** Work to complete **
For the data below, give the number of lines in which "Edit" occurs. Include nothing besides that number.

Saved entries

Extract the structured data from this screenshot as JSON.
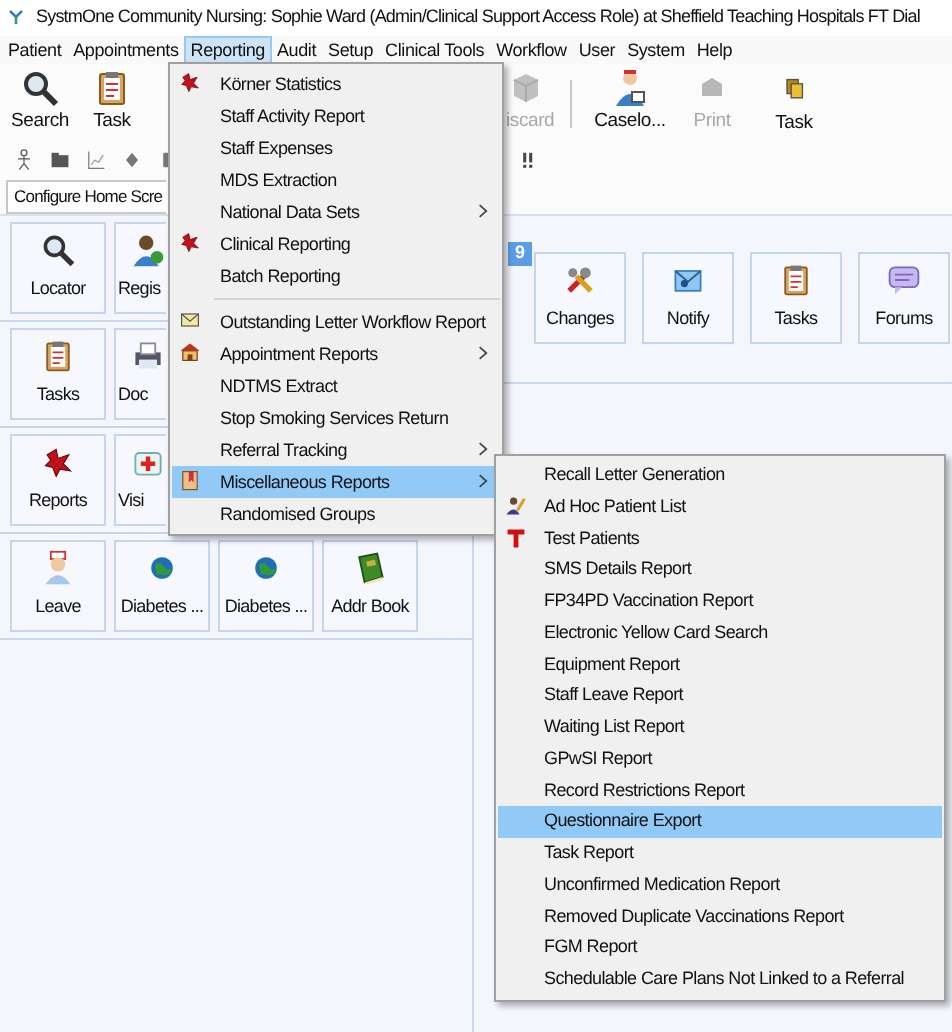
{
  "window": {
    "title": "SystmOne Community Nursing: Sophie Ward (Admin/Clinical Support Access Role) at Sheffield Teaching Hospitals FT Dial"
  },
  "menu_bar": [
    {
      "label": "Patient",
      "selected": false
    },
    {
      "label": "Appointments",
      "selected": false
    },
    {
      "label": "Reporting",
      "selected": true
    },
    {
      "label": "Audit",
      "selected": false
    },
    {
      "label": "Setup",
      "selected": false
    },
    {
      "label": "Clinical Tools",
      "selected": false
    },
    {
      "label": "Workflow",
      "selected": false
    },
    {
      "label": "User",
      "selected": false
    },
    {
      "label": "System",
      "selected": false
    },
    {
      "label": "Help",
      "selected": false
    }
  ],
  "toolbar": [
    {
      "label": "Search",
      "disabled": false
    },
    {
      "label": "Task",
      "disabled": false
    },
    {
      "label": "iscard",
      "disabled": true
    },
    {
      "label": "Caselo...",
      "disabled": false
    },
    {
      "label": "Print",
      "disabled": true
    },
    {
      "label": "Task",
      "disabled": false
    }
  ],
  "configure_button": "Configure Home Scre",
  "left_tiles": [
    [
      "Locator",
      "Regis"
    ],
    [
      "Tasks",
      "Doc"
    ],
    [
      "Reports",
      "Visi"
    ],
    [
      "Leave",
      "Diabetes ...",
      "Diabetes ...",
      "Addr Book"
    ]
  ],
  "tab_badge": "9",
  "right_tiles": [
    "Changes",
    "Notify",
    "Tasks",
    "Forums"
  ],
  "reporting_menu": [
    [
      {
        "label": "Körner Statistics",
        "submenu": false,
        "selected": false
      },
      {
        "label": "Staff Activity Report",
        "submenu": false,
        "selected": false
      },
      {
        "label": "Staff Expenses",
        "submenu": false,
        "selected": false
      },
      {
        "label": "MDS Extraction",
        "submenu": false,
        "selected": false
      },
      {
        "label": "National Data Sets",
        "submenu": true,
        "selected": false
      },
      {
        "label": "Clinical Reporting",
        "submenu": false,
        "selected": false
      },
      {
        "label": "Batch Reporting",
        "submenu": false,
        "selected": false
      }
    ],
    [
      {
        "label": "Outstanding Letter Workflow Report",
        "submenu": false,
        "selected": false
      },
      {
        "label": "Appointment Reports",
        "submenu": true,
        "selected": false
      },
      {
        "label": "NDTMS Extract",
        "submenu": false,
        "selected": false
      },
      {
        "label": "Stop Smoking Services Return",
        "submenu": false,
        "selected": false
      },
      {
        "label": "Referral Tracking",
        "submenu": true,
        "selected": false
      },
      {
        "label": "Miscellaneous Reports",
        "submenu": true,
        "selected": true
      },
      {
        "label": "Randomised Groups",
        "submenu": false,
        "selected": false
      }
    ]
  ],
  "miscellaneous_submenu": [
    {
      "label": "Recall Letter Generation",
      "selected": false
    },
    {
      "label": "Ad Hoc Patient List",
      "selected": false
    },
    {
      "label": "Test Patients",
      "selected": false
    },
    {
      "label": "SMS Details Report",
      "selected": false
    },
    {
      "label": "FP34PD Vaccination Report",
      "selected": false
    },
    {
      "label": "Electronic Yellow Card Search",
      "selected": false
    },
    {
      "label": "Equipment Report",
      "selected": false
    },
    {
      "label": "Staff Leave Report",
      "selected": false
    },
    {
      "label": "Waiting List Report",
      "selected": false
    },
    {
      "label": "GPwSI Report",
      "selected": false
    },
    {
      "label": "Record Restrictions Report",
      "selected": false
    },
    {
      "label": "Questionnaire Export",
      "selected": true
    },
    {
      "label": "Task Report",
      "selected": false
    },
    {
      "label": "Unconfirmed Medication Report",
      "selected": false
    },
    {
      "label": "Removed Duplicate Vaccinations Report",
      "selected": false
    },
    {
      "label": "FGM Report",
      "selected": false
    },
    {
      "label": "Schedulable Care Plans Not Linked to a Referral",
      "selected": false
    }
  ]
}
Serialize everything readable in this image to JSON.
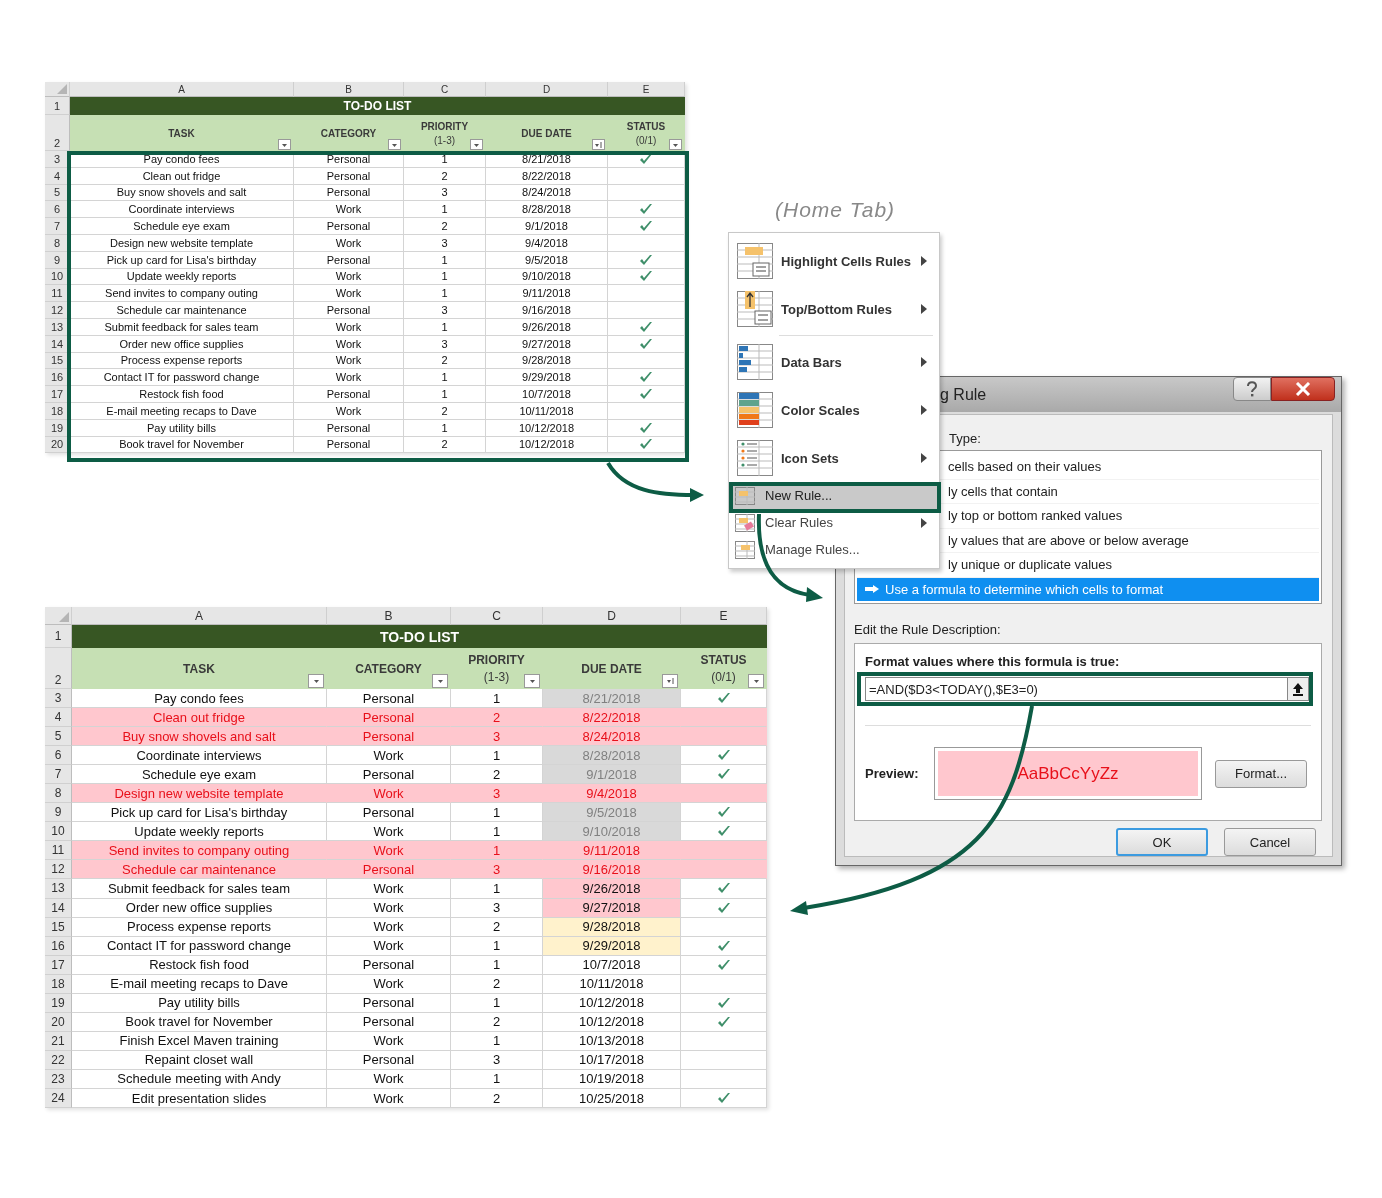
{
  "top_sheet": {
    "column_letters": [
      "A",
      "B",
      "C",
      "D",
      "E"
    ],
    "title_row": "1",
    "header_row": "2",
    "title": "TO-DO LIST",
    "headers": [
      {
        "label": "TASK",
        "kind": "filter"
      },
      {
        "label": "CATEGORY",
        "kind": "filter"
      },
      {
        "label": "PRIORITY",
        "sub": "(1-3)",
        "kind": "filter"
      },
      {
        "label": "DUE DATE",
        "kind": "sorted"
      },
      {
        "label": "STATUS",
        "sub": "(0/1)",
        "kind": "filter"
      }
    ],
    "rows": [
      {
        "num": "3",
        "task": "Pay condo fees",
        "category": "Personal",
        "priority": "1",
        "due": "8/21/2018",
        "done": true
      },
      {
        "num": "4",
        "task": "Clean out fridge",
        "category": "Personal",
        "priority": "2",
        "due": "8/22/2018",
        "done": false
      },
      {
        "num": "5",
        "task": "Buy snow shovels and salt",
        "category": "Personal",
        "priority": "3",
        "due": "8/24/2018",
        "done": false
      },
      {
        "num": "6",
        "task": "Coordinate interviews",
        "category": "Work",
        "priority": "1",
        "due": "8/28/2018",
        "done": true
      },
      {
        "num": "7",
        "task": "Schedule eye exam",
        "category": "Personal",
        "priority": "2",
        "due": "9/1/2018",
        "done": true
      },
      {
        "num": "8",
        "task": "Design new website template",
        "category": "Work",
        "priority": "3",
        "due": "9/4/2018",
        "done": false
      },
      {
        "num": "9",
        "task": "Pick up card for Lisa's birthday",
        "category": "Personal",
        "priority": "1",
        "due": "9/5/2018",
        "done": true
      },
      {
        "num": "10",
        "task": "Update weekly reports",
        "category": "Work",
        "priority": "1",
        "due": "9/10/2018",
        "done": true
      },
      {
        "num": "11",
        "task": "Send invites to company outing",
        "category": "Work",
        "priority": "1",
        "due": "9/11/2018",
        "done": false
      },
      {
        "num": "12",
        "task": "Schedule car maintenance",
        "category": "Personal",
        "priority": "3",
        "due": "9/16/2018",
        "done": false
      },
      {
        "num": "13",
        "task": "Submit feedback for sales team",
        "category": "Work",
        "priority": "1",
        "due": "9/26/2018",
        "done": true
      },
      {
        "num": "14",
        "task": "Order new office supplies",
        "category": "Work",
        "priority": "3",
        "due": "9/27/2018",
        "done": true
      },
      {
        "num": "15",
        "task": "Process expense reports",
        "category": "Work",
        "priority": "2",
        "due": "9/28/2018",
        "done": false
      },
      {
        "num": "16",
        "task": "Contact IT for password change",
        "category": "Work",
        "priority": "1",
        "due": "9/29/2018",
        "done": true
      },
      {
        "num": "17",
        "task": "Restock fish food",
        "category": "Personal",
        "priority": "1",
        "due": "10/7/2018",
        "done": true
      },
      {
        "num": "18",
        "task": "E-mail meeting recaps to Dave",
        "category": "Work",
        "priority": "2",
        "due": "10/11/2018",
        "done": false
      },
      {
        "num": "19",
        "task": "Pay utility bills",
        "category": "Personal",
        "priority": "1",
        "due": "10/12/2018",
        "done": true
      },
      {
        "num": "20",
        "task": "Book travel for November",
        "category": "Personal",
        "priority": "2",
        "due": "10/12/2018",
        "done": true
      }
    ]
  },
  "caption": "(Home Tab)",
  "menu": {
    "items": [
      {
        "kind": "highlight",
        "label": "Highlight Cells Rules",
        "submenu": true,
        "selected": false
      },
      {
        "kind": "topbottom",
        "label": "Top/Bottom Rules",
        "submenu": true,
        "selected": false
      },
      {
        "kind": "separator"
      },
      {
        "kind": "databars",
        "label": "Data Bars",
        "submenu": true,
        "selected": false
      },
      {
        "kind": "colorscales",
        "label": "Color Scales",
        "submenu": true,
        "selected": false
      },
      {
        "kind": "iconsets",
        "label": "Icon Sets",
        "submenu": true,
        "selected": false
      },
      {
        "kind": "newrule",
        "label": "New Rule...",
        "submenu": false,
        "selected": true
      },
      {
        "kind": "clearrules",
        "label": "Clear Rules",
        "submenu": true,
        "selected": false
      },
      {
        "kind": "managerules",
        "label": "Manage Rules...",
        "submenu": false,
        "selected": false
      }
    ]
  },
  "dialog": {
    "title": "g Rule",
    "type_label": "Type:",
    "rule_types": [
      {
        "label": "cells based on their values",
        "selected": false
      },
      {
        "label": "ly cells that contain",
        "selected": false
      },
      {
        "label": "ly top or bottom ranked values",
        "selected": false
      },
      {
        "label": "ly values that are above or below average",
        "selected": false
      },
      {
        "label": "ly unique or duplicate values",
        "selected": false
      },
      {
        "label": "Use a formula to determine which cells to format",
        "selected": true
      }
    ],
    "description_label": "Edit the Rule Description:",
    "formula_label": "Format values where this formula is true:",
    "formula": "=AND($D3<TODAY(),$E3=0)",
    "preview_label": "Preview:",
    "preview_text": "AaBbCcYyZz",
    "format_button": "Format...",
    "buttons": [
      {
        "label": "OK",
        "default": true
      },
      {
        "label": "Cancel",
        "default": false
      }
    ]
  },
  "bottom_sheet": {
    "column_letters": [
      "A",
      "B",
      "C",
      "D",
      "E"
    ],
    "title_row": "1",
    "header_row": "2",
    "title": "TO-DO LIST",
    "headers": [
      {
        "label": "TASK",
        "kind": "filter"
      },
      {
        "label": "CATEGORY",
        "kind": "filter"
      },
      {
        "label": "PRIORITY",
        "sub": "(1-3)",
        "kind": "filter"
      },
      {
        "label": "DUE DATE",
        "kind": "sorted"
      },
      {
        "label": "STATUS",
        "sub": "(0/1)",
        "kind": "filter"
      }
    ],
    "rows": [
      {
        "kind": "past",
        "num": "3",
        "task": "Pay condo fees",
        "category": "Personal",
        "priority": "1",
        "due": "8/21/2018",
        "done": true
      },
      {
        "kind": "overdue",
        "num": "4",
        "task": "Clean out fridge",
        "category": "Personal",
        "priority": "2",
        "due": "8/22/2018",
        "done": false
      },
      {
        "kind": "overdue",
        "num": "5",
        "task": "Buy snow shovels and salt",
        "category": "Personal",
        "priority": "3",
        "due": "8/24/2018",
        "done": false
      },
      {
        "kind": "past",
        "num": "6",
        "task": "Coordinate interviews",
        "category": "Work",
        "priority": "1",
        "due": "8/28/2018",
        "done": true
      },
      {
        "kind": "past",
        "num": "7",
        "task": "Schedule eye exam",
        "category": "Personal",
        "priority": "2",
        "due": "9/1/2018",
        "done": true
      },
      {
        "kind": "overdue",
        "num": "8",
        "task": "Design new website template",
        "category": "Work",
        "priority": "3",
        "due": "9/4/2018",
        "done": false
      },
      {
        "kind": "past",
        "num": "9",
        "task": "Pick up card for Lisa's birthday",
        "category": "Personal",
        "priority": "1",
        "due": "9/5/2018",
        "done": true
      },
      {
        "kind": "past",
        "num": "10",
        "task": "Update weekly reports",
        "category": "Work",
        "priority": "1",
        "due": "9/10/2018",
        "done": true
      },
      {
        "kind": "overdue",
        "num": "11",
        "task": "Send invites to company outing",
        "category": "Work",
        "priority": "1",
        "due": "9/11/2018",
        "done": false
      },
      {
        "kind": "overdue",
        "num": "12",
        "task": "Schedule car maintenance",
        "category": "Personal",
        "priority": "3",
        "due": "9/16/2018",
        "done": false
      },
      {
        "kind": "due",
        "num": "13",
        "task": "Submit feedback for sales team",
        "category": "Work",
        "priority": "1",
        "due": "9/26/2018",
        "done": true
      },
      {
        "kind": "due",
        "num": "14",
        "task": "Order new office supplies",
        "category": "Work",
        "priority": "3",
        "due": "9/27/2018",
        "done": true
      },
      {
        "kind": "upcoming",
        "num": "15",
        "task": "Process expense reports",
        "category": "Work",
        "priority": "2",
        "due": "9/28/2018",
        "done": false
      },
      {
        "kind": "upcoming",
        "num": "16",
        "task": "Contact IT for password change",
        "category": "Work",
        "priority": "1",
        "due": "9/29/2018",
        "done": true
      },
      {
        "kind": "normal",
        "num": "17",
        "task": "Restock fish food",
        "category": "Personal",
        "priority": "1",
        "due": "10/7/2018",
        "done": true
      },
      {
        "kind": "normal",
        "num": "18",
        "task": "E-mail meeting recaps to Dave",
        "category": "Work",
        "priority": "2",
        "due": "10/11/2018",
        "done": false
      },
      {
        "kind": "normal",
        "num": "19",
        "task": "Pay utility bills",
        "category": "Personal",
        "priority": "1",
        "due": "10/12/2018",
        "done": true
      },
      {
        "kind": "normal",
        "num": "20",
        "task": "Book travel for November",
        "category": "Personal",
        "priority": "2",
        "due": "10/12/2018",
        "done": true
      },
      {
        "kind": "normal",
        "num": "21",
        "task": "Finish Excel Maven training",
        "category": "Work",
        "priority": "1",
        "due": "10/13/2018",
        "done": false
      },
      {
        "kind": "normal",
        "num": "22",
        "task": "Repaint closet wall",
        "category": "Personal",
        "priority": "3",
        "due": "10/17/2018",
        "done": false
      },
      {
        "kind": "normal",
        "num": "23",
        "task": "Schedule meeting with Andy",
        "category": "Work",
        "priority": "1",
        "due": "10/19/2018",
        "done": false
      },
      {
        "kind": "normal",
        "num": "24",
        "task": "Edit presentation slides",
        "category": "Work",
        "priority": "2",
        "due": "10/25/2018",
        "done": true
      }
    ]
  }
}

** Reply **
2